__Do this__. Only the number is wanted: how many lines contain the word "titres"?
-- begin Input material --
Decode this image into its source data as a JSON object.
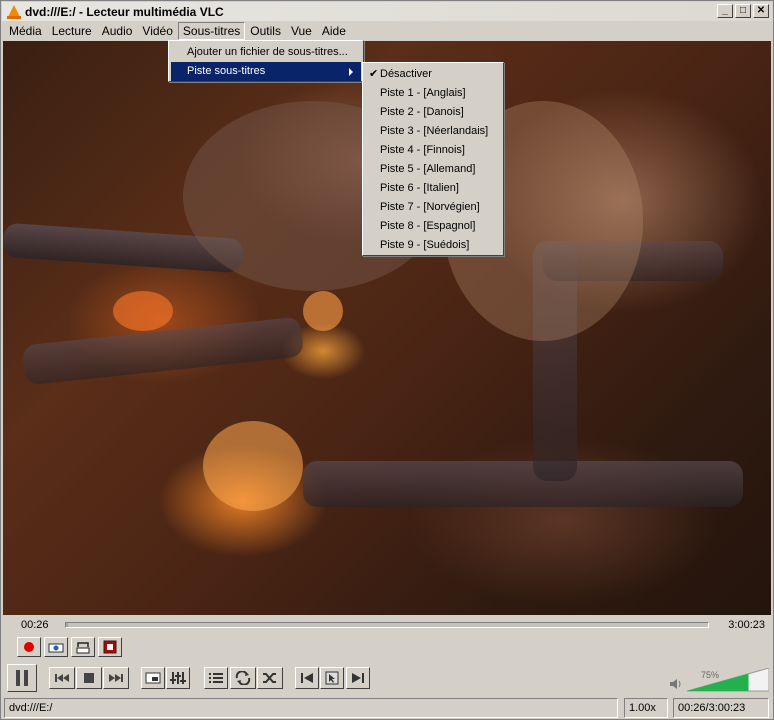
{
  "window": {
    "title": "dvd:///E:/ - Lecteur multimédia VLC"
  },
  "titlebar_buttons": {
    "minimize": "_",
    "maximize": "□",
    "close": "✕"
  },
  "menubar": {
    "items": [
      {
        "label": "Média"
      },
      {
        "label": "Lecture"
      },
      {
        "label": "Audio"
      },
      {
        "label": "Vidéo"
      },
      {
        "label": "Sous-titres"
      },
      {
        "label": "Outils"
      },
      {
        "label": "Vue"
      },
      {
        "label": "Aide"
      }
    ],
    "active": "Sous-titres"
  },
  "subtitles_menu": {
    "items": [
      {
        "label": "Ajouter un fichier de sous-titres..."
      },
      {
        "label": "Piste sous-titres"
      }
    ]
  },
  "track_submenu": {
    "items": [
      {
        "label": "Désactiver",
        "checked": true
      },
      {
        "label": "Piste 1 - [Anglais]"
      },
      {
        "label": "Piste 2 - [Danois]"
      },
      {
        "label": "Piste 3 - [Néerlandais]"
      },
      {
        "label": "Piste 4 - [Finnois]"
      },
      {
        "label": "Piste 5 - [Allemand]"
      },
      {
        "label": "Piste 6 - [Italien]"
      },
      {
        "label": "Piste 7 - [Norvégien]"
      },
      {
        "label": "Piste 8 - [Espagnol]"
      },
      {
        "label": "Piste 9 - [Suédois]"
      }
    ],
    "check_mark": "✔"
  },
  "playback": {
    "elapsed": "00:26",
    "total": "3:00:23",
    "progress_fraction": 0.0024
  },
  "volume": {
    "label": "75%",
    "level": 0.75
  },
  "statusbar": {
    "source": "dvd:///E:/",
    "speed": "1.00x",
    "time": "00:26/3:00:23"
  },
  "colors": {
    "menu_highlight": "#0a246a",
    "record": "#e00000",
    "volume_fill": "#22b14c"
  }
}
-- end Input material --
__Result for this task__. 4